## THE TASK
Repeat each line exactly as it is written.
═══ SOURCE DATA
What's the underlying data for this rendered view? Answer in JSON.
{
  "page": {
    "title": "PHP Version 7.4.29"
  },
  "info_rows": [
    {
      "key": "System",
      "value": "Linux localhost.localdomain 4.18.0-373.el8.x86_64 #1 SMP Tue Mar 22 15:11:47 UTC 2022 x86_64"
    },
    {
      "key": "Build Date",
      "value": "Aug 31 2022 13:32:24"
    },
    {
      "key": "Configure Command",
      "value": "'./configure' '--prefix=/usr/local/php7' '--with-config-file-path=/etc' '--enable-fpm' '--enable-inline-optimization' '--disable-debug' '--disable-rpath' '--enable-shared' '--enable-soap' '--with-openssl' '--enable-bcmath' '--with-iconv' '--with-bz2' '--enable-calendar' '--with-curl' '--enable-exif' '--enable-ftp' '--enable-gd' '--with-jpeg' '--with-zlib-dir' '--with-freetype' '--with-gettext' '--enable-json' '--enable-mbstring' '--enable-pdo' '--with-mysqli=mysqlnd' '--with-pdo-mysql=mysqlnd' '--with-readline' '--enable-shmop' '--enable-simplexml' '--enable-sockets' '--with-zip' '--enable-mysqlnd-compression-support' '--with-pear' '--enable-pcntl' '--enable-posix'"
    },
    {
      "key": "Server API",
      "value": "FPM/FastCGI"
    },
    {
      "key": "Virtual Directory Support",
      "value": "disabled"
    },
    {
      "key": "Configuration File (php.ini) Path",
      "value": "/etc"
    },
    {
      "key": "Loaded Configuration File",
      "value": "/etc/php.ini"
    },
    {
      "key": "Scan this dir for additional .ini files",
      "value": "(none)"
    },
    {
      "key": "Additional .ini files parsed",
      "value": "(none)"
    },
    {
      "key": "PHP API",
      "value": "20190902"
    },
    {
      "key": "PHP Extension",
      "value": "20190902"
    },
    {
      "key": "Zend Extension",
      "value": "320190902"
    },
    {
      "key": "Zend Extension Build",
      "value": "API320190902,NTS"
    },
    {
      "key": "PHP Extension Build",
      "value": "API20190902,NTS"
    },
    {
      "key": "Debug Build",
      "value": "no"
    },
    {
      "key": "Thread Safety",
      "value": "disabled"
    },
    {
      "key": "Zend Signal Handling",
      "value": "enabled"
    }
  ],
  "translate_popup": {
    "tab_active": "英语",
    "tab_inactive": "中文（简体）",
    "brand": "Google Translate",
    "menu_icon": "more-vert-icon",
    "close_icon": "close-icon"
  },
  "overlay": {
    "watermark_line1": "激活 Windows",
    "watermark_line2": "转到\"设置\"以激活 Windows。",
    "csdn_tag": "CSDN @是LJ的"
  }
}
══════
## EXERCISE RESULT
What's the underlying data for this rendered view? Answer in JSON.
{
  "page": {
    "title": "PHP Version 7.4.29"
  },
  "info_rows": [
    {
      "key": "System",
      "value": "Linux localhost.localdomain 4.18.0-373.el8.x86_64 #1 SMP Tue Mar 22 15:11:47 UTC 2022 x86_64"
    },
    {
      "key": "Build Date",
      "value": "Aug 31 2022 13:32:24"
    },
    {
      "key": "Configure Command",
      "value": "'./configure' '--prefix=/usr/local/php7' '--with-config-file-path=/etc' '--enable-fpm' '--enable-inline-optimization' '--disable-debug' '--disable-rpath' '--enable-shared' '--enable-soap' '--with-openssl' '--enable-bcmath' '--with-iconv' '--with-bz2' '--enable-calendar' '--with-curl' '--enable-exif' '--enable-ftp' '--enable-gd' '--with-jpeg' '--with-zlib-dir' '--with-freetype' '--with-gettext' '--enable-json' '--enable-mbstring' '--enable-pdo' '--with-mysqli=mysqlnd' '--with-pdo-mysql=mysqlnd' '--with-readline' '--enable-shmop' '--enable-simplexml' '--enable-sockets' '--with-zip' '--enable-mysqlnd-compression-support' '--with-pear' '--enable-pcntl' '--enable-posix'"
    },
    {
      "key": "Server API",
      "value": "FPM/FastCGI"
    },
    {
      "key": "Virtual Directory Support",
      "value": "disabled"
    },
    {
      "key": "Configuration File (php.ini) Path",
      "value": "/etc"
    },
    {
      "key": "Loaded Configuration File",
      "value": "/etc/php.ini"
    },
    {
      "key": "Scan this dir for additional .ini files",
      "value": "(none)"
    },
    {
      "key": "Additional .ini files parsed",
      "value": "(none)"
    },
    {
      "key": "PHP API",
      "value": "20190902"
    },
    {
      "key": "PHP Extension",
      "value": "20190902"
    },
    {
      "key": "Zend Extension",
      "value": "320190902"
    },
    {
      "key": "Zend Extension Build",
      "value": "API320190902,NTS"
    },
    {
      "key": "PHP Extension Build",
      "value": "API20190902,NTS"
    },
    {
      "key": "Debug Build",
      "value": "no"
    },
    {
      "key": "Thread Safety",
      "value": "disabled"
    },
    {
      "key": "Zend Signal Handling",
      "value": "enabled"
    }
  ],
  "translate_popup": {
    "tab_active": "英语",
    "tab_inactive": "中文（简体）",
    "brand": "Google Translate",
    "menu_icon": "more-vert-icon",
    "close_icon": "close-icon"
  },
  "overlay": {
    "watermark_line1": "激活 Windows",
    "watermark_line2": "转到\"设置\"以激活 Windows。",
    "csdn_tag": "CSDN @是LJ的"
  }
}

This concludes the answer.